→ Task description
Output each entry that follows exactly. Images stay out.
*** Data to use ***
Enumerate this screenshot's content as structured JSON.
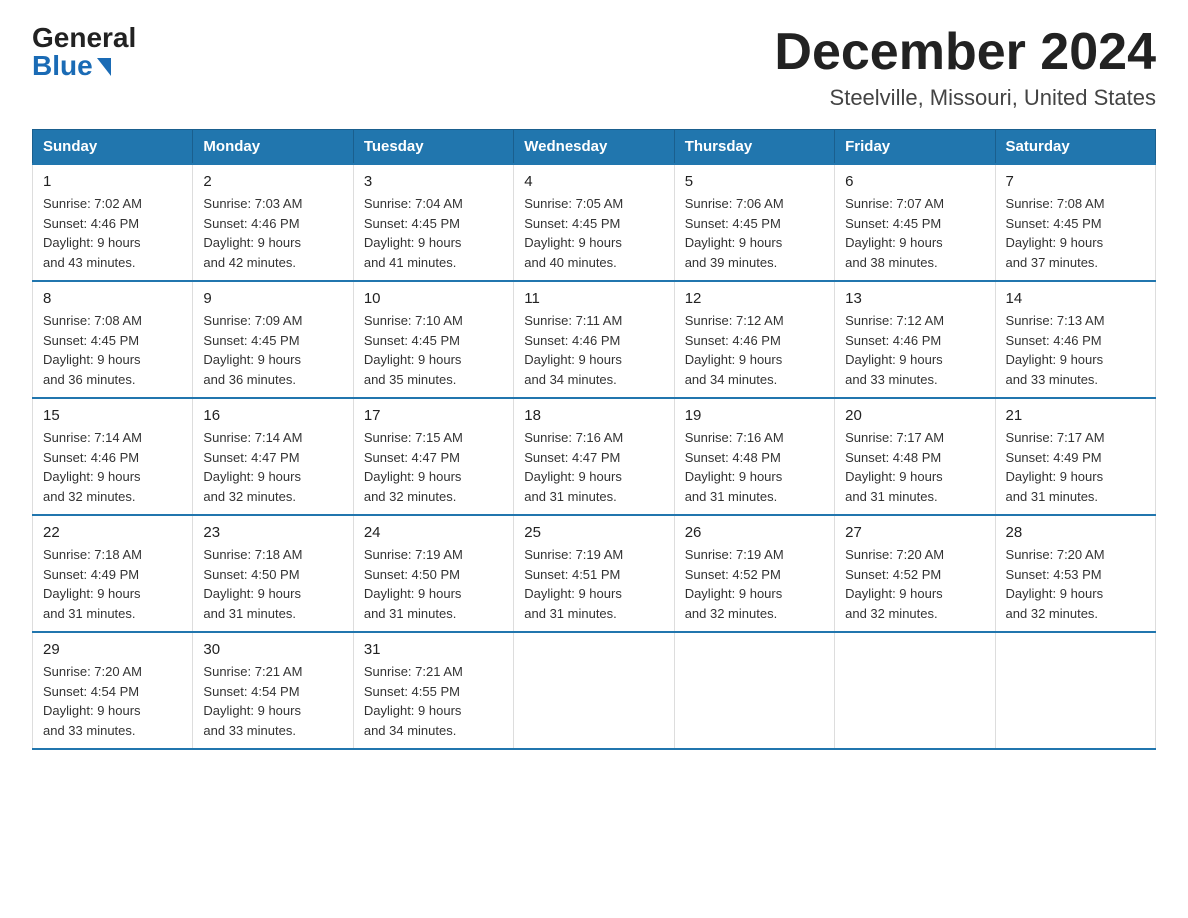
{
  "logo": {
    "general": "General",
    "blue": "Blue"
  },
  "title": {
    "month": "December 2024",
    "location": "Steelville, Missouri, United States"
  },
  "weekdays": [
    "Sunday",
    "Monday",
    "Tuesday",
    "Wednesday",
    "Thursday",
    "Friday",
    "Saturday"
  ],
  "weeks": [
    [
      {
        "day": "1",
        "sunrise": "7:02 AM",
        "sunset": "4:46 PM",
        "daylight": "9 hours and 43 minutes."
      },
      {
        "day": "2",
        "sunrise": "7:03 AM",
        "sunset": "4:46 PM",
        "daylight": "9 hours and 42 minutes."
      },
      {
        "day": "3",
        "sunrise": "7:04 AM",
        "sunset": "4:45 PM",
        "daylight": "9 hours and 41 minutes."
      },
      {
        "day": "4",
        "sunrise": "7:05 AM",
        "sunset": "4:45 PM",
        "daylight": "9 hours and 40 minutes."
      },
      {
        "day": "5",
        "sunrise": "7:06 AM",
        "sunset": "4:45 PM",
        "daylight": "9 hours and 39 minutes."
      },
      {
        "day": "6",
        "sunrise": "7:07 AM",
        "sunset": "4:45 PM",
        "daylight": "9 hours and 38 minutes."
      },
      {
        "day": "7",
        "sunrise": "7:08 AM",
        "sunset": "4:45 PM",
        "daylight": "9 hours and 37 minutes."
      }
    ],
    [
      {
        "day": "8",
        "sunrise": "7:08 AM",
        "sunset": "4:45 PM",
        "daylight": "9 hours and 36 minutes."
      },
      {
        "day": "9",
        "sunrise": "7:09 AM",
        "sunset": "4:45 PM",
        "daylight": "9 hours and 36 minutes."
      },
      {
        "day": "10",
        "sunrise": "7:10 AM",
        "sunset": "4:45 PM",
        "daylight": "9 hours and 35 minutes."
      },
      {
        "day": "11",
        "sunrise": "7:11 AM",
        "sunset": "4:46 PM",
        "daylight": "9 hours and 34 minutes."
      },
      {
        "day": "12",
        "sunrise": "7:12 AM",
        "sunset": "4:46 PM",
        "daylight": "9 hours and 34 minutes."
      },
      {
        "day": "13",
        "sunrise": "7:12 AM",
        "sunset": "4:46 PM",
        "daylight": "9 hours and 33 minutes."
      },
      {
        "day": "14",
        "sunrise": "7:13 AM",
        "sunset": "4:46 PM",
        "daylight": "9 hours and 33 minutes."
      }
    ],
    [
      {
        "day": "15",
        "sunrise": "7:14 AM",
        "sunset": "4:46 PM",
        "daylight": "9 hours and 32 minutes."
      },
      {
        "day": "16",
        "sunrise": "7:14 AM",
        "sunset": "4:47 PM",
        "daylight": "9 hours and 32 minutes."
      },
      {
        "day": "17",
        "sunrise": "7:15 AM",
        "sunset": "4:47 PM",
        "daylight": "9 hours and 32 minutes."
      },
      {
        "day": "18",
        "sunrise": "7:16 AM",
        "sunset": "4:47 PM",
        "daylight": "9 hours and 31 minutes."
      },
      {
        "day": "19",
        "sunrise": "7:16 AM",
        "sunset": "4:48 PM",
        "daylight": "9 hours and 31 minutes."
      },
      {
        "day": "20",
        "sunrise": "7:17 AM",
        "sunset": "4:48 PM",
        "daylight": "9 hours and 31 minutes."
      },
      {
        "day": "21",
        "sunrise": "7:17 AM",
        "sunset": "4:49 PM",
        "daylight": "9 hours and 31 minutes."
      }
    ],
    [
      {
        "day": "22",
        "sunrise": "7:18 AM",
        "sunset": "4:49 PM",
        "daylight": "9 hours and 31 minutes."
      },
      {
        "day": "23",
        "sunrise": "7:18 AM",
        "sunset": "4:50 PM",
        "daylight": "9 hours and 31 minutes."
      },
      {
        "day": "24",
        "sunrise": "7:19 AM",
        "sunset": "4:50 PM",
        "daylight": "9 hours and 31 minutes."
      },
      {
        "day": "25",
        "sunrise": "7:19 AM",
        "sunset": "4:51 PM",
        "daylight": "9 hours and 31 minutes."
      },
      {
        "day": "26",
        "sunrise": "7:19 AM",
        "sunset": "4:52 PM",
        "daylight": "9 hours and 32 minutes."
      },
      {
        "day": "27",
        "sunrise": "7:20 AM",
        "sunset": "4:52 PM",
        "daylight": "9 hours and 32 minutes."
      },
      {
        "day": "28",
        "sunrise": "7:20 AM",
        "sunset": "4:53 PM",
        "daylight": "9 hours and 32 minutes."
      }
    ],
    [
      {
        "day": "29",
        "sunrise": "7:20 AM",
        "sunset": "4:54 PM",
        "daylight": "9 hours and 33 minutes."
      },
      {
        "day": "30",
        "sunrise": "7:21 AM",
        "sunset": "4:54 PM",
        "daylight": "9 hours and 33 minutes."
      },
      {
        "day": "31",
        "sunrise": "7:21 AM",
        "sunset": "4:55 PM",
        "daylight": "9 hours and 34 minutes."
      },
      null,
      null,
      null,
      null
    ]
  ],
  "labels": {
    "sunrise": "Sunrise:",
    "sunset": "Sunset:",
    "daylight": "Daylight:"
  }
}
***
→ Complete answer
Enumerate this screenshot's content as structured JSON.
{
  "logo": {
    "general": "General",
    "blue": "Blue"
  },
  "title": {
    "month": "December 2024",
    "location": "Steelville, Missouri, United States"
  },
  "weekdays": [
    "Sunday",
    "Monday",
    "Tuesday",
    "Wednesday",
    "Thursday",
    "Friday",
    "Saturday"
  ],
  "weeks": [
    [
      {
        "day": "1",
        "sunrise": "7:02 AM",
        "sunset": "4:46 PM",
        "daylight": "9 hours and 43 minutes."
      },
      {
        "day": "2",
        "sunrise": "7:03 AM",
        "sunset": "4:46 PM",
        "daylight": "9 hours and 42 minutes."
      },
      {
        "day": "3",
        "sunrise": "7:04 AM",
        "sunset": "4:45 PM",
        "daylight": "9 hours and 41 minutes."
      },
      {
        "day": "4",
        "sunrise": "7:05 AM",
        "sunset": "4:45 PM",
        "daylight": "9 hours and 40 minutes."
      },
      {
        "day": "5",
        "sunrise": "7:06 AM",
        "sunset": "4:45 PM",
        "daylight": "9 hours and 39 minutes."
      },
      {
        "day": "6",
        "sunrise": "7:07 AM",
        "sunset": "4:45 PM",
        "daylight": "9 hours and 38 minutes."
      },
      {
        "day": "7",
        "sunrise": "7:08 AM",
        "sunset": "4:45 PM",
        "daylight": "9 hours and 37 minutes."
      }
    ],
    [
      {
        "day": "8",
        "sunrise": "7:08 AM",
        "sunset": "4:45 PM",
        "daylight": "9 hours and 36 minutes."
      },
      {
        "day": "9",
        "sunrise": "7:09 AM",
        "sunset": "4:45 PM",
        "daylight": "9 hours and 36 minutes."
      },
      {
        "day": "10",
        "sunrise": "7:10 AM",
        "sunset": "4:45 PM",
        "daylight": "9 hours and 35 minutes."
      },
      {
        "day": "11",
        "sunrise": "7:11 AM",
        "sunset": "4:46 PM",
        "daylight": "9 hours and 34 minutes."
      },
      {
        "day": "12",
        "sunrise": "7:12 AM",
        "sunset": "4:46 PM",
        "daylight": "9 hours and 34 minutes."
      },
      {
        "day": "13",
        "sunrise": "7:12 AM",
        "sunset": "4:46 PM",
        "daylight": "9 hours and 33 minutes."
      },
      {
        "day": "14",
        "sunrise": "7:13 AM",
        "sunset": "4:46 PM",
        "daylight": "9 hours and 33 minutes."
      }
    ],
    [
      {
        "day": "15",
        "sunrise": "7:14 AM",
        "sunset": "4:46 PM",
        "daylight": "9 hours and 32 minutes."
      },
      {
        "day": "16",
        "sunrise": "7:14 AM",
        "sunset": "4:47 PM",
        "daylight": "9 hours and 32 minutes."
      },
      {
        "day": "17",
        "sunrise": "7:15 AM",
        "sunset": "4:47 PM",
        "daylight": "9 hours and 32 minutes."
      },
      {
        "day": "18",
        "sunrise": "7:16 AM",
        "sunset": "4:47 PM",
        "daylight": "9 hours and 31 minutes."
      },
      {
        "day": "19",
        "sunrise": "7:16 AM",
        "sunset": "4:48 PM",
        "daylight": "9 hours and 31 minutes."
      },
      {
        "day": "20",
        "sunrise": "7:17 AM",
        "sunset": "4:48 PM",
        "daylight": "9 hours and 31 minutes."
      },
      {
        "day": "21",
        "sunrise": "7:17 AM",
        "sunset": "4:49 PM",
        "daylight": "9 hours and 31 minutes."
      }
    ],
    [
      {
        "day": "22",
        "sunrise": "7:18 AM",
        "sunset": "4:49 PM",
        "daylight": "9 hours and 31 minutes."
      },
      {
        "day": "23",
        "sunrise": "7:18 AM",
        "sunset": "4:50 PM",
        "daylight": "9 hours and 31 minutes."
      },
      {
        "day": "24",
        "sunrise": "7:19 AM",
        "sunset": "4:50 PM",
        "daylight": "9 hours and 31 minutes."
      },
      {
        "day": "25",
        "sunrise": "7:19 AM",
        "sunset": "4:51 PM",
        "daylight": "9 hours and 31 minutes."
      },
      {
        "day": "26",
        "sunrise": "7:19 AM",
        "sunset": "4:52 PM",
        "daylight": "9 hours and 32 minutes."
      },
      {
        "day": "27",
        "sunrise": "7:20 AM",
        "sunset": "4:52 PM",
        "daylight": "9 hours and 32 minutes."
      },
      {
        "day": "28",
        "sunrise": "7:20 AM",
        "sunset": "4:53 PM",
        "daylight": "9 hours and 32 minutes."
      }
    ],
    [
      {
        "day": "29",
        "sunrise": "7:20 AM",
        "sunset": "4:54 PM",
        "daylight": "9 hours and 33 minutes."
      },
      {
        "day": "30",
        "sunrise": "7:21 AM",
        "sunset": "4:54 PM",
        "daylight": "9 hours and 33 minutes."
      },
      {
        "day": "31",
        "sunrise": "7:21 AM",
        "sunset": "4:55 PM",
        "daylight": "9 hours and 34 minutes."
      },
      null,
      null,
      null,
      null
    ]
  ],
  "labels": {
    "sunrise": "Sunrise:",
    "sunset": "Sunset:",
    "daylight": "Daylight:"
  }
}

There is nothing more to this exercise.